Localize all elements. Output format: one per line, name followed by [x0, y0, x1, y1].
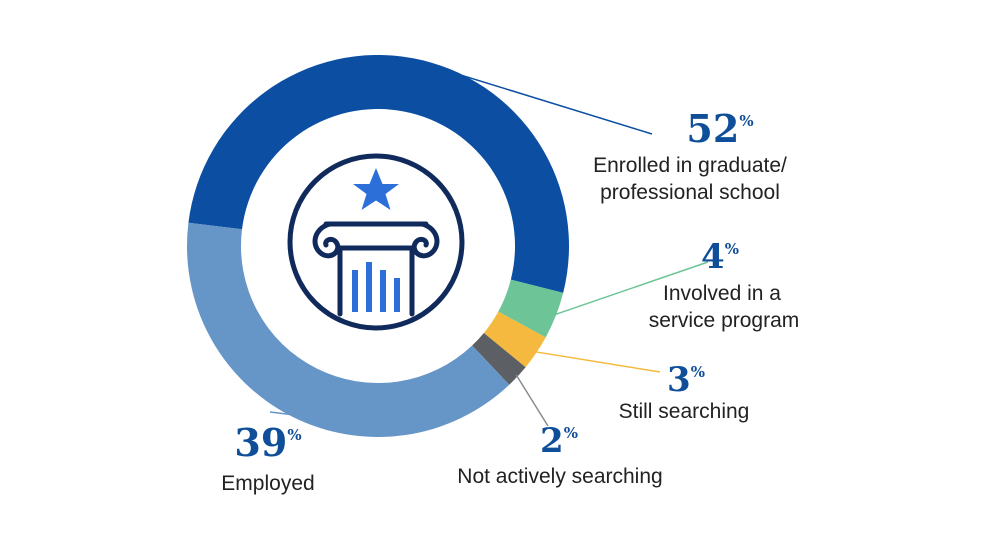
category-label-service-line1: Involved in a — [663, 282, 781, 305]
category-label-enrolled-line1: Enrolled in graduate/ — [593, 154, 787, 177]
slice-label-still-searching: 3% Still searching — [619, 360, 750, 423]
svg-text:4%: 4% — [701, 237, 739, 277]
slice-enrolled — [188, 55, 569, 293]
value-label-not-actively: 2 — [540, 421, 564, 461]
value-label-enrolled: 52 — [686, 106, 739, 151]
svg-text:2%: 2% — [540, 421, 578, 461]
leader-line-still-searching — [534, 350, 661, 373]
value-label-employed: 39 — [234, 420, 287, 465]
slice-label-employed: 39% Employed — [221, 420, 314, 495]
slice-not-actively — [472, 332, 526, 385]
category-label-not-actively: Not actively searching — [457, 465, 662, 488]
value-label-still-searching: 3 — [667, 360, 691, 400]
leader-line-employed — [269, 411, 293, 416]
slice-employed — [187, 222, 510, 437]
column-star-bars-icon — [287, 153, 465, 331]
category-label-service-line2: service program — [649, 309, 800, 332]
leader-line-not-actively — [515, 374, 549, 427]
category-label-still-searching: Still searching — [619, 400, 750, 423]
donut-slices — [187, 55, 569, 437]
slice-still-searching — [483, 311, 546, 368]
category-label-employed: Employed — [221, 472, 314, 495]
slice-label-not-actively: 2% Not actively searching — [457, 421, 662, 488]
svg-text:3%: 3% — [667, 360, 705, 400]
slice-label-enrolled: 52% Enrolled in graduate/ professional s… — [593, 106, 787, 204]
slice-label-service: 4% Involved in a service program — [649, 237, 800, 332]
category-label-enrolled-line2: professional school — [600, 181, 780, 204]
svg-text:39%: 39% — [234, 420, 301, 465]
leader-lines — [269, 59, 709, 427]
svg-text:52%: 52% — [686, 106, 753, 151]
slice-service — [498, 279, 564, 338]
leader-line-enrolled — [412, 59, 653, 135]
leader-line-service — [553, 261, 709, 316]
value-label-service: 4 — [701, 237, 725, 277]
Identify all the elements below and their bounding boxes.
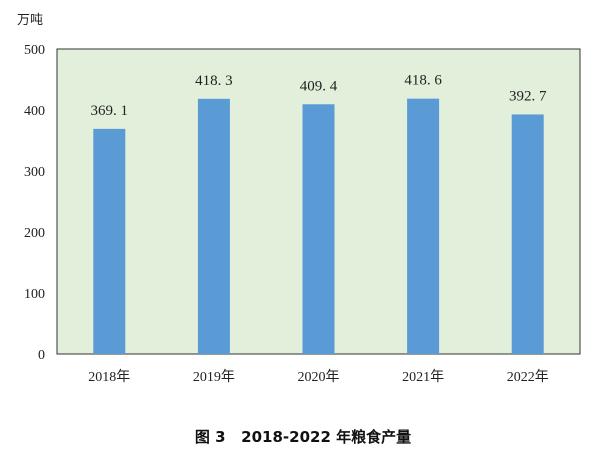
y-tick-label: 100 <box>24 287 45 302</box>
bar-value-label: 418. 3 <box>195 73 233 89</box>
bar <box>197 98 230 354</box>
bar-value-label: 418. 6 <box>404 73 442 89</box>
x-category-label: 2021年 <box>402 369 444 385</box>
bars <box>93 98 544 355</box>
bar-value-label: 409. 4 <box>300 78 338 94</box>
x-category-label: 2019年 <box>193 369 235 385</box>
y-tick-label: 0 <box>38 348 45 363</box>
figure-caption: 图 3 2018-2022 年粮食产量 <box>195 428 411 446</box>
y-tick-label: 300 <box>24 165 45 180</box>
bar <box>407 98 440 355</box>
x-category-label: 2020年 <box>298 369 340 385</box>
y-tick-label: 400 <box>24 104 45 119</box>
bar <box>511 114 544 354</box>
data-labels: 369. 1 418. 3 409. 4 418. 6 392. 7 <box>91 73 547 119</box>
x-category-label: 2022年 <box>507 369 549 385</box>
x-category-label: 2018年 <box>88 369 130 385</box>
bar-value-label: 369. 1 <box>91 103 129 119</box>
y-tick-label: 200 <box>24 226 45 241</box>
y-tick-label: 500 <box>24 43 45 58</box>
bar <box>93 128 126 354</box>
y-axis-unit-label: 万吨 <box>17 13 43 28</box>
bar-value-label: 392. 7 <box>509 88 547 104</box>
x-axis-labels: 2018年 2019年 2020年 2021年 2022年 <box>88 369 548 385</box>
bar <box>302 104 335 355</box>
y-axis-ticks: 0 100 200 300 400 500 <box>24 43 45 363</box>
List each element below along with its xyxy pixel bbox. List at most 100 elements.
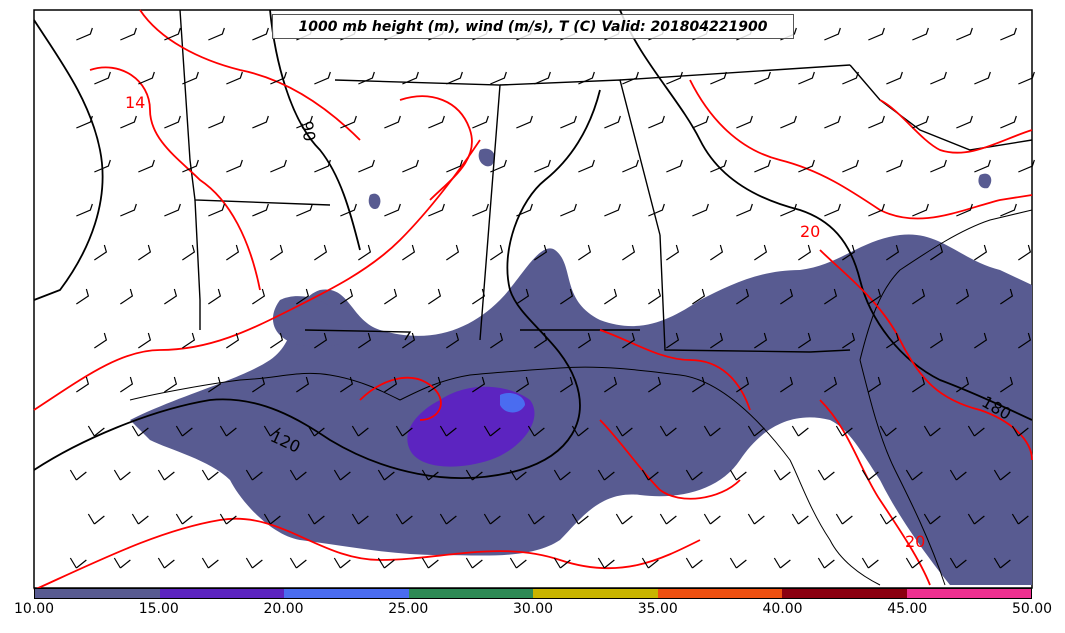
wind-barb (340, 376, 354, 393)
colorbar-segment (284, 589, 409, 598)
wind-barb (868, 115, 885, 129)
wind-barb (791, 513, 809, 525)
wind-barb (94, 159, 111, 173)
wind-barb (76, 115, 93, 129)
wind-barb (798, 159, 815, 173)
wind-barb (560, 288, 574, 305)
wind-barb (175, 425, 193, 437)
wind-barb (94, 332, 108, 349)
wind-barb (930, 159, 947, 173)
wind-barb (509, 469, 527, 481)
wind-barb (780, 288, 794, 305)
wind-barb (773, 557, 791, 569)
wind-barb (395, 425, 413, 437)
wind-barb (1018, 332, 1032, 349)
wind-barb (439, 513, 457, 525)
wind-barb (94, 71, 111, 85)
wind-barb (912, 27, 929, 41)
wind-barb (824, 376, 838, 393)
wind-barb (164, 376, 178, 393)
wind-barb (710, 332, 724, 349)
wind-barb (824, 27, 841, 41)
wind-barb (428, 115, 445, 129)
wind-barb (780, 203, 797, 217)
wind-barb (710, 244, 724, 261)
wind-barb (754, 244, 768, 261)
wind-barb (1000, 115, 1017, 129)
wind-barb (208, 203, 225, 217)
wind-barb (949, 469, 967, 481)
wind-barb (622, 244, 636, 261)
wind-barb (252, 203, 269, 217)
wind-barb (76, 203, 93, 217)
wind-barb (402, 159, 419, 173)
wind-barb (886, 332, 900, 349)
wind-barb (527, 513, 545, 525)
wind-barb (263, 513, 281, 525)
wind-barb (87, 425, 105, 437)
wind-barb (912, 288, 926, 305)
wind-barb (1018, 244, 1032, 261)
wind-barb (516, 203, 533, 217)
wind-barb (76, 288, 90, 305)
wind-barb (314, 244, 328, 261)
wind-barb (226, 244, 240, 261)
wind-barb (358, 71, 375, 85)
wind-barb (307, 425, 325, 437)
wind-barb (1018, 159, 1035, 173)
wind-barb (615, 425, 633, 437)
wind-barb (703, 425, 721, 437)
wind-barb (666, 332, 680, 349)
wind-barb (754, 332, 768, 349)
wind-barb (622, 71, 639, 85)
wind-barb (138, 244, 152, 261)
wind-barb (384, 376, 398, 393)
wind-barb (879, 513, 897, 525)
wind-barb (270, 71, 287, 85)
wind-barb (666, 244, 680, 261)
wind-barb (219, 513, 237, 525)
wind-barb (648, 203, 665, 217)
wind-barb (421, 469, 439, 481)
wind-barb (868, 27, 885, 41)
wind-barb (182, 159, 199, 173)
wind-barb (974, 244, 988, 261)
wind-barb (490, 159, 507, 173)
wind-barb (472, 203, 489, 217)
wind-barb (131, 425, 149, 437)
wind-barb (974, 332, 988, 349)
colorbar-segment (159, 589, 284, 598)
wind-barb (296, 115, 313, 129)
wind-barb (534, 244, 548, 261)
colorbar-segment (35, 589, 160, 598)
wind-barb (314, 71, 331, 85)
wind-barb (1011, 513, 1029, 525)
wind-barb (358, 332, 372, 349)
wind-barb (157, 469, 175, 481)
wind-barb (384, 288, 398, 305)
wind-barb (534, 159, 551, 173)
wind-barb (560, 376, 574, 393)
wind-barb (490, 332, 504, 349)
wind-barb (69, 469, 87, 481)
wind-barb (120, 27, 137, 41)
wind-barb (208, 376, 222, 393)
wind-barb (692, 288, 706, 305)
wind-barb (930, 244, 944, 261)
temp-label-1: 14 (125, 93, 145, 112)
wind-barb (340, 203, 357, 217)
wind-barb (648, 115, 665, 129)
wind-barb (604, 376, 618, 393)
wind-barb (659, 513, 677, 525)
colorbar-tick-label: 10.00 (13, 601, 55, 617)
wind-barb (245, 469, 263, 481)
wind-barb (578, 332, 592, 349)
wind-barb (138, 159, 155, 173)
wind-barb (76, 376, 90, 393)
wind-barb (509, 557, 527, 569)
wind-barb (604, 115, 621, 129)
wind-barb (377, 469, 395, 481)
wind-barb (879, 425, 897, 437)
colorbar-tick-label: 20.00 (263, 601, 304, 617)
wind-barb (905, 469, 923, 481)
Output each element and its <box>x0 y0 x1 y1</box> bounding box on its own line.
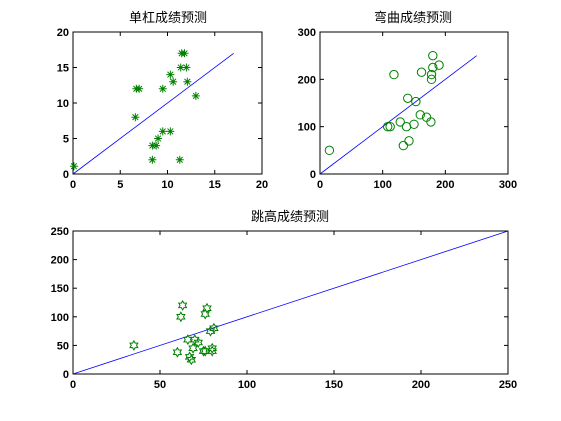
data-point <box>169 77 178 86</box>
x-tick-label: 0 <box>70 379 76 391</box>
data-point <box>158 84 167 93</box>
data-point <box>403 93 413 103</box>
subplot-pullup: 单杠成绩预测 0 5 10 15 20 0 5 10 15 20 <box>57 10 268 191</box>
y-tick-label: 150 <box>51 283 69 295</box>
data-point <box>158 127 167 136</box>
y-tick-label: 20 <box>57 27 69 39</box>
data-point <box>166 70 175 79</box>
y-tick-label: 0 <box>63 169 69 181</box>
y-tick-label: 100 <box>298 122 316 134</box>
chart-title: 弯曲成绩预测 <box>374 10 452 26</box>
data-point <box>428 50 438 61</box>
x-tick-label: 15 <box>209 179 221 191</box>
data-point <box>209 322 219 334</box>
data-point <box>176 311 186 323</box>
data-point <box>176 63 185 72</box>
data-point <box>166 127 175 136</box>
subplot-highjump: 跳高成绩预测 0 50 100 150 200 250 0 50 100 150 200 250 <box>51 209 518 391</box>
y-tick-label: 200 <box>298 74 316 86</box>
chart-title: 跳高成绩预测 <box>251 209 329 225</box>
data-point <box>382 121 393 132</box>
data-point <box>154 134 163 143</box>
data-point <box>180 49 189 58</box>
x-tick-label: 0 <box>70 179 76 191</box>
data-point <box>385 121 395 132</box>
data-point <box>434 60 444 70</box>
x-tick-label: 50 <box>154 379 166 391</box>
data-point <box>188 342 198 354</box>
subplot-bending: 弯曲成绩预测 0 100 200 300 0 100 200 300 <box>298 10 518 191</box>
data-point <box>186 354 197 366</box>
x-tick-label: 100 <box>373 179 391 191</box>
data-point <box>183 77 192 86</box>
data-point <box>426 74 437 85</box>
x-tick-label: 200 <box>412 379 430 391</box>
data-point <box>172 346 183 358</box>
data-point <box>202 302 212 314</box>
y-tick-label: 50 <box>57 340 69 352</box>
fit-line <box>72 230 509 375</box>
data-point <box>324 145 335 156</box>
data-point <box>177 299 188 311</box>
data-point <box>191 91 200 100</box>
y-tick-label: 250 <box>51 226 69 238</box>
y-tick-label: 0 <box>63 369 69 381</box>
data-point <box>148 155 157 164</box>
data-point <box>207 342 217 354</box>
data-point <box>398 140 409 151</box>
x-tick-label: 300 <box>499 179 517 191</box>
data-point <box>69 162 78 171</box>
x-tick-label: 200 <box>436 179 454 191</box>
x-tick-label: 150 <box>325 379 343 391</box>
data-point <box>175 155 184 164</box>
y-tick-label: 100 <box>51 312 69 324</box>
x-tick-label: 100 <box>238 379 256 391</box>
data-point <box>205 325 216 337</box>
data-point <box>426 69 437 80</box>
y-tick-label: 0 <box>310 169 316 181</box>
data-point <box>389 69 399 80</box>
data-point <box>411 96 421 107</box>
x-tick-label: 5 <box>117 179 123 191</box>
data-point <box>182 63 191 72</box>
data-point <box>200 308 211 320</box>
x-tick-label: 250 <box>499 379 517 391</box>
y-tick-label: 15 <box>57 63 69 75</box>
data-point <box>152 141 161 150</box>
data-point <box>135 84 144 93</box>
data-point <box>207 345 217 357</box>
data-point <box>415 110 425 120</box>
data-point <box>404 136 414 146</box>
fit-line <box>72 52 234 175</box>
y-tick-label: 200 <box>51 255 69 267</box>
x-tick-label: 0 <box>317 179 323 191</box>
x-tick-label: 20 <box>256 179 268 191</box>
y-tick-label: 10 <box>57 98 69 110</box>
data-point <box>193 337 204 349</box>
y-tick-label: 300 <box>298 27 316 39</box>
y-tick-label: 5 <box>63 134 69 146</box>
data-point <box>129 339 139 351</box>
data-point <box>426 117 436 127</box>
data-point <box>416 67 427 77</box>
data-point <box>131 113 140 122</box>
data-point <box>409 119 419 130</box>
fit-line <box>319 55 477 175</box>
data-point <box>184 351 195 363</box>
x-tick-label: 10 <box>161 179 173 191</box>
chart-title: 单杠成绩预测 <box>129 10 207 26</box>
data-point <box>395 117 405 127</box>
data-point <box>428 62 438 73</box>
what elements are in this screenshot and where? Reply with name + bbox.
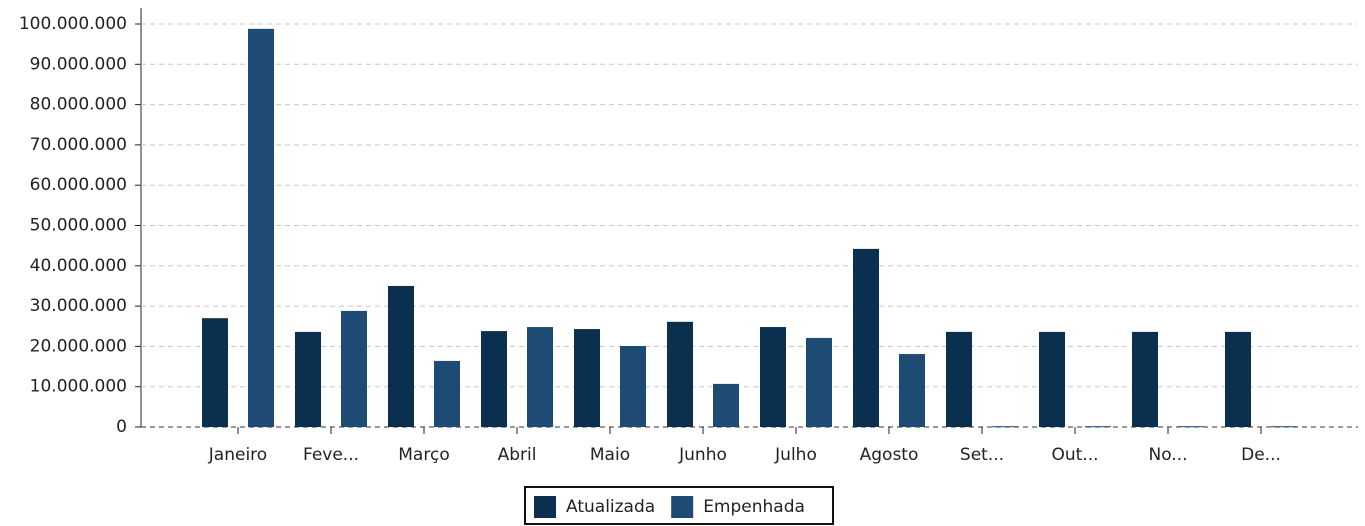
******************************
Aim - Copy the entries word for word, beginning at the line that contains "y-tick-label: 100 <box>24 287 45 302</box>" and ending after the line that contains "x-category-label: 2022年 <box>507".

Response to the task -
y-tick-label: 100 <box>24 287 45 302</box>
bar-value-label: 418. 3 <box>195 73 233 89</box>
bar <box>197 98 230 354</box>
bar-value-label: 418. 6 <box>404 73 442 89</box>
x-category-label: 2021年 <box>402 369 444 385</box>
bars <box>93 98 544 355</box>
bar-value-label: 409. 4 <box>300 78 338 94</box>
x-category-label: 2019年 <box>193 369 235 385</box>
y-tick-label: 0 <box>38 348 45 363</box>
figure-caption: 图 3 2018-2022 年粮食产量 <box>195 428 411 446</box>
y-tick-label: 300 <box>24 165 45 180</box>
bar <box>407 98 440 355</box>
x-category-label: 2020年 <box>298 369 340 385</box>
y-tick-label: 400 <box>24 104 45 119</box>
bar <box>511 114 544 354</box>
data-labels: 369. 1 418. 3 409. 4 418. 6 392. 7 <box>91 73 547 119</box>
x-category-label: 2022年 <box>507 369 549 385</box>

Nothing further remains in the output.